Problem requirements: The entries below should be output exactly as written.
■ ■ ■ ■
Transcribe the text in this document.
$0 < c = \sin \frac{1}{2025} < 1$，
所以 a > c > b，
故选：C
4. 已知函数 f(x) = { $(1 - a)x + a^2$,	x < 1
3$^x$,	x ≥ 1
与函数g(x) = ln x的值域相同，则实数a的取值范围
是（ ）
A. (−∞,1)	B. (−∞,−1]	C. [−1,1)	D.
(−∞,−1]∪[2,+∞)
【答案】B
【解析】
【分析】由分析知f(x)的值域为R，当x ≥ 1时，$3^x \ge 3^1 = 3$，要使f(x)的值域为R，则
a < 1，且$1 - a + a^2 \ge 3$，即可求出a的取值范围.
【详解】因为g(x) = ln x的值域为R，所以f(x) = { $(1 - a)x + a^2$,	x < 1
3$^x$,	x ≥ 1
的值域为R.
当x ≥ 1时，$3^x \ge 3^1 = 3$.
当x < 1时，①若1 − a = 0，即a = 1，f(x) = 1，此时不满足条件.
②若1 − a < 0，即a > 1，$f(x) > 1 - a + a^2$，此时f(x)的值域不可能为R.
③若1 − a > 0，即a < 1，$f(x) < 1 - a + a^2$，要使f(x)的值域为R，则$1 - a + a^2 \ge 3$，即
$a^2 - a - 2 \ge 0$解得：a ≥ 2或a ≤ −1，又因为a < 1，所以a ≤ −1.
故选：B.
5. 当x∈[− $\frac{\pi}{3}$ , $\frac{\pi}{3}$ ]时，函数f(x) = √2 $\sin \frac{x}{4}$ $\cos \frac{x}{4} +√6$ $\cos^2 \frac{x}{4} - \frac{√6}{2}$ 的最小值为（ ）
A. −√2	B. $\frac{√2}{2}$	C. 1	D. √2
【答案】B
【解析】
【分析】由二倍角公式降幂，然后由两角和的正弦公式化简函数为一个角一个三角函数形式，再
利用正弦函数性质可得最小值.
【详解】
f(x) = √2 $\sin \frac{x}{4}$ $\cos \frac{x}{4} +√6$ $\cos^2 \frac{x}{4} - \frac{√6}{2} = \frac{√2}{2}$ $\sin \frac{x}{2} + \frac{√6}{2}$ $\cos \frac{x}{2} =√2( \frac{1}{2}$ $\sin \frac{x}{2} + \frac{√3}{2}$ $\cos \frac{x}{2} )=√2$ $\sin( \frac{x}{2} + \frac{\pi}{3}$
■ ■ ■ ■
Written solution:
Transcribe the text in this document.
$0 < c = \sin \frac{1}{2025} < 1$，
所以 a > c > b，
故选：C
4. 已知函数 f(x) = { $(1 - a)x + a^2$,	x < 1
3$^x$,	x ≥ 1
与函数g(x) = ln x的值域相同，则实数a的取值范围
是（ ）
A. (−∞,1)	B. (−∞,−1]	C. [−1,1)	D.
(−∞,−1]∪[2,+∞)
【答案】B
【解析】
【分析】由分析知f(x)的值域为R，当x ≥ 1时，$3^x \ge 3^1 = 3$，要使f(x)的值域为R，则
a < 1，且$1 - a + a^2 \ge 3$，即可求出a的取值范围.
【详解】因为g(x) = ln x的值域为R，所以f(x) = { $(1 - a)x + a^2$,	x < 1
3$^x$,	x ≥ 1
的值域为R.
当x ≥ 1时，$3^x \ge 3^1 = 3$.
当x < 1时，①若1 − a = 0，即a = 1，f(x) = 1，此时不满足条件.
②若1 − a < 0，即a > 1，$f(x) > 1 - a + a^2$，此时f(x)的值域不可能为R.
③若1 − a > 0，即a < 1，$f(x) < 1 - a + a^2$，要使f(x)的值域为R，则$1 - a + a^2 \ge 3$，即
$a^2 - a - 2 \ge 0$解得：a ≥ 2或a ≤ −1，又因为a < 1，所以a ≤ −1.
故选：B.
5. 当x∈[− $\frac{\pi}{3}$ , $\frac{\pi}{3}$ ]时，函数f(x) = √2 $\sin \frac{x}{4}$ $\cos \frac{x}{4} +√6$ $\cos^2 \frac{x}{4} - \frac{√6}{2}$ 的最小值为（ ）
A. −√2	B. $\frac{√2}{2}$	C. 1	D. √2
【答案】B
【解析】
【分析】由二倍角公式降幂，然后由两角和的正弦公式化简函数为一个角一个三角函数形式，再
利用正弦函数性质可得最小值.
【详解】
f(x) = √2 $\sin \frac{x}{4}$ $\cos \frac{x}{4} +√6$ $\cos^2 \frac{x}{4} - \frac{√6}{2} = \frac{√2}{2}$ $\sin \frac{x}{2} + \frac{√6}{2}$ $\cos \frac{x}{2} =√2( \frac{1}{2}$ $\sin \frac{x}{2} + \frac{√3}{2}$ $\cos \frac{x}{2} )=√2$ $\sin( \frac{x}{2} + \frac{\pi}{3}$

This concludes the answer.